Each record is to be printed again precisely as it reads.

> RAW DATA
◆ ◆ ◆ ◆ ◆ ◆ ◆

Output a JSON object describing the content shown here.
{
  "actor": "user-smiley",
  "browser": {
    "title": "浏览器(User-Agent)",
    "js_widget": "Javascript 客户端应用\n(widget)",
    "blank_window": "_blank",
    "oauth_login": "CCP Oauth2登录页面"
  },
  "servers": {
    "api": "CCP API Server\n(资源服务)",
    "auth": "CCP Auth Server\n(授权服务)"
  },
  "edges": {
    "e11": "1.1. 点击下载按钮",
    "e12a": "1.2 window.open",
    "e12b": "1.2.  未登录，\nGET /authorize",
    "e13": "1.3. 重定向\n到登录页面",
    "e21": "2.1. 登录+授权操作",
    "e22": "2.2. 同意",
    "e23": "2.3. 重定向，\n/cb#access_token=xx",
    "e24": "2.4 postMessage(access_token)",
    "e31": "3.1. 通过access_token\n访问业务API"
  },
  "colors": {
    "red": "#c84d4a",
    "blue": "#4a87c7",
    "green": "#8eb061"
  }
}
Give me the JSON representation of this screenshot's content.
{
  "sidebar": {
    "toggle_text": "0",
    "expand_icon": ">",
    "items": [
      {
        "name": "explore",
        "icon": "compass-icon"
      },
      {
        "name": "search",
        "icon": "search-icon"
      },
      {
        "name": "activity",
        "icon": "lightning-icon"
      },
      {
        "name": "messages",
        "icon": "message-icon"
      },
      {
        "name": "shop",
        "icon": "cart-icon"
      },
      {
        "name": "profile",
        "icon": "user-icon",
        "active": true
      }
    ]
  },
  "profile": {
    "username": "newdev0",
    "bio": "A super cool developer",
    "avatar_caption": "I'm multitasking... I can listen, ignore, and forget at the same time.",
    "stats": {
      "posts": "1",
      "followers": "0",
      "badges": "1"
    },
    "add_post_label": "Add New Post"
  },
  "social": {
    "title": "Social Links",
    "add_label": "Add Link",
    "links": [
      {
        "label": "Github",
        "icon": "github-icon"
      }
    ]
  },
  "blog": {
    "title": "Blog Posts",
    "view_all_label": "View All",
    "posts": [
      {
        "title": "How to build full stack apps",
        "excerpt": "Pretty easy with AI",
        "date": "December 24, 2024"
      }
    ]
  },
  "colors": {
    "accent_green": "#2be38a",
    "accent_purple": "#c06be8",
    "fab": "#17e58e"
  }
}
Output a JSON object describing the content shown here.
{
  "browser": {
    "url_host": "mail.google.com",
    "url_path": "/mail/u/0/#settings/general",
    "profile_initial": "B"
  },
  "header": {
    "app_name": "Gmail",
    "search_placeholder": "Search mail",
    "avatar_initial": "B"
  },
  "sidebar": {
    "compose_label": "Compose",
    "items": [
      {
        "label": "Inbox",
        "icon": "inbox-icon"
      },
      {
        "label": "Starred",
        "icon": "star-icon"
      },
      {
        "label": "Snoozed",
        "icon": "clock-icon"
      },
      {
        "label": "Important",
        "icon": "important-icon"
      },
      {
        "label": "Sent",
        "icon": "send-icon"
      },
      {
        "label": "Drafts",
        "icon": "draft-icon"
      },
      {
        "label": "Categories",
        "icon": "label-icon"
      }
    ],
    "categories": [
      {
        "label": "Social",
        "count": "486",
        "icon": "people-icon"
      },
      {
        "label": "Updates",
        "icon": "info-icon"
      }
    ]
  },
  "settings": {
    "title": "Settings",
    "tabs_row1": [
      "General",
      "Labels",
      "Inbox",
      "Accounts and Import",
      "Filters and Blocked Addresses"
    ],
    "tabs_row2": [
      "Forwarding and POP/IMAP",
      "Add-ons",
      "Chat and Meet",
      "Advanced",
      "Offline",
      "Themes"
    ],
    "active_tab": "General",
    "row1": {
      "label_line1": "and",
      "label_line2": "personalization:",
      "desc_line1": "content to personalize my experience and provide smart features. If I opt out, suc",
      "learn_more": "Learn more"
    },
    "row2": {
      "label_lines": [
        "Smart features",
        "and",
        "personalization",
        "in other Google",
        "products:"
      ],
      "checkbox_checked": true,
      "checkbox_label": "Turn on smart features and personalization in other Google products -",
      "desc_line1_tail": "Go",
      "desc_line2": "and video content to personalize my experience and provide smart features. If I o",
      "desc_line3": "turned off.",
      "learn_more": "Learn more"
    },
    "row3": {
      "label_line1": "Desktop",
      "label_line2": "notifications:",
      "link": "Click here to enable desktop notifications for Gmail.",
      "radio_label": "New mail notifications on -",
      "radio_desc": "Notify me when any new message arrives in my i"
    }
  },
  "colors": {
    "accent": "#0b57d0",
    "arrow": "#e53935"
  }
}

◆ ◆ ◆ ◆ ◆ ◆ ◆

> RESULT OF THE EXERCISE
Output a JSON object describing the content shown here.
{
  "actor": "user-smiley",
  "browser": {
    "title": "浏览器(User-Agent)",
    "js_widget": "Javascript 客户端应用\n(widget)",
    "blank_window": "_blank",
    "oauth_login": "CCP Oauth2登录页面"
  },
  "servers": {
    "api": "CCP API Server\n(资源服务)",
    "auth": "CCP Auth Server\n(授权服务)"
  },
  "edges": {
    "e11": "1.1. 点击下载按钮",
    "e12a": "1.2 window.open",
    "e12b": "1.2.  未登录，\nGET /authorize",
    "e13": "1.3. 重定向\n到登录页面",
    "e21": "2.1. 登录+授权操作",
    "e22": "2.2. 同意",
    "e23": "2.3. 重定向，\n/cb#access_token=xx",
    "e24": "2.4 postMessage(access_token)",
    "e31": "3.1. 通过access_token\n访问业务API"
  },
  "colors": {
    "red": "#c84d4a",
    "blue": "#4a87c7",
    "green": "#8eb061"
  }
}
Give me the JSON representation of this screenshot's content.
{
  "sidebar": {
    "toggle_text": "0",
    "expand_icon": ">",
    "items": [
      {
        "name": "explore",
        "icon": "compass-icon"
      },
      {
        "name": "search",
        "icon": "search-icon"
      },
      {
        "name": "activity",
        "icon": "lightning-icon"
      },
      {
        "name": "messages",
        "icon": "message-icon"
      },
      {
        "name": "shop",
        "icon": "cart-icon"
      },
      {
        "name": "profile",
        "icon": "user-icon",
        "active": true
      }
    ]
  },
  "profile": {
    "username": "newdev0",
    "bio": "A super cool developer",
    "avatar_caption": "I'm multitasking... I can listen, ignore, and forget at the same time.",
    "stats": {
      "posts": "1",
      "followers": "0",
      "badges": "1"
    },
    "add_post_label": "Add New Post"
  },
  "social": {
    "title": "Social Links",
    "add_label": "Add Link",
    "links": [
      {
        "label": "Github",
        "icon": "github-icon"
      }
    ]
  },
  "blog": {
    "title": "Blog Posts",
    "view_all_label": "View All",
    "posts": [
      {
        "title": "How to build full stack apps",
        "excerpt": "Pretty easy with AI",
        "date": "December 24, 2024"
      }
    ]
  },
  "colors": {
    "accent_green": "#2be38a",
    "accent_purple": "#c06be8",
    "fab": "#17e58e"
  }
}
Output a JSON object describing the content shown here.
{
  "browser": {
    "url_host": "mail.google.com",
    "url_path": "/mail/u/0/#settings/general",
    "profile_initial": "B"
  },
  "header": {
    "app_name": "Gmail",
    "search_placeholder": "Search mail",
    "avatar_initial": "B"
  },
  "sidebar": {
    "compose_label": "Compose",
    "items": [
      {
        "label": "Inbox",
        "icon": "inbox-icon"
      },
      {
        "label": "Starred",
        "icon": "star-icon"
      },
      {
        "label": "Snoozed",
        "icon": "clock-icon"
      },
      {
        "label": "Important",
        "icon": "important-icon"
      },
      {
        "label": "Sent",
        "icon": "send-icon"
      },
      {
        "label": "Drafts",
        "icon": "draft-icon"
      },
      {
        "label": "Categories",
        "icon": "label-icon"
      }
    ],
    "categories": [
      {
        "label": "Social",
        "count": "486",
        "icon": "people-icon"
      },
      {
        "label": "Updates",
        "icon": "info-icon"
      }
    ]
  },
  "settings": {
    "title": "Settings",
    "tabs_row1": [
      "General",
      "Labels",
      "Inbox",
      "Accounts and Import",
      "Filters and Blocked Addresses"
    ],
    "tabs_row2": [
      "Forwarding and POP/IMAP",
      "Add-ons",
      "Chat and Meet",
      "Advanced",
      "Offline",
      "Themes"
    ],
    "active_tab": "General",
    "row1": {
      "label_line1": "and",
      "label_line2": "personalization:",
      "desc_line1": "content to personalize my experience and provide smart features. If I opt out, suc",
      "learn_more": "Learn more"
    },
    "row2": {
      "label_lines": [
        "Smart features",
        "and",
        "personalization",
        "in other Google",
        "products:"
      ],
      "checkbox_checked": true,
      "checkbox_label": "Turn on smart features and personalization in other Google products -",
      "desc_line1_tail": "Go",
      "desc_line2": "and video content to personalize my experience and provide smart features. If I o",
      "desc_line3": "turned off.",
      "learn_more": "Learn more"
    },
    "row3": {
      "label_line1": "Desktop",
      "label_line2": "notifications:",
      "link": "Click here to enable desktop notifications for Gmail.",
      "radio_label": "New mail notifications on -",
      "radio_desc": "Notify me when any new message arrives in my i"
    }
  },
  "colors": {
    "accent": "#0b57d0",
    "arrow": "#e53935"
  }
}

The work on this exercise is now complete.